* **DIRECTIONS FOR THIS TASK**
Return all of the entries exactly, with nothing added or left out.

* **THE INPUT**
☆ ☆ ☆ ☆ ☆ ☆ ☆
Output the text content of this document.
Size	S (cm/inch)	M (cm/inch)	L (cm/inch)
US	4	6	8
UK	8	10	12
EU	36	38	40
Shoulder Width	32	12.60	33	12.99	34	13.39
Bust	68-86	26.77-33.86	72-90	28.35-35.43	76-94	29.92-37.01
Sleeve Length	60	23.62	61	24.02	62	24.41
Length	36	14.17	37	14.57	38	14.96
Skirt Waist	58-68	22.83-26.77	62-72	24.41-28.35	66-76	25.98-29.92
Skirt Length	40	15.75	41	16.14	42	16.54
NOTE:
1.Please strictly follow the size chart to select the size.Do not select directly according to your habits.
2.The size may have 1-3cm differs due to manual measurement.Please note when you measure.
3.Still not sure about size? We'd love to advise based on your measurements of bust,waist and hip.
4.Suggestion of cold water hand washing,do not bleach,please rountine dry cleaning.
☆ ☆ ☆ ☆ ☆ ☆ ☆
* **SOLUTION TO THIS EXERCISE**
Output the text content of this document.
Size	S (cm/inch)	M (cm/inch)	L (cm/inch)
US	4	6	8
UK	8	10	12
EU	36	38	40
Shoulder Width	32	12.60	33	12.99	34	13.39
Bust	68-86	26.77-33.86	72-90	28.35-35.43	76-94	29.92-37.01
Sleeve Length	60	23.62	61	24.02	62	24.41
Length	36	14.17	37	14.57	38	14.96
Skirt Waist	58-68	22.83-26.77	62-72	24.41-28.35	66-76	25.98-29.92
Skirt Length	40	15.75	41	16.14	42	16.54
NOTE:
1.Please strictly follow the size chart to select the size.Do not select directly according to your habits.
2.The size may have 1-3cm differs due to manual measurement.Please note when you measure.
3.Still not sure about size? We'd love to advise based on your measurements of bust,waist and hip.
4.Suggestion of cold water hand washing,do not bleach,please rountine dry cleaning.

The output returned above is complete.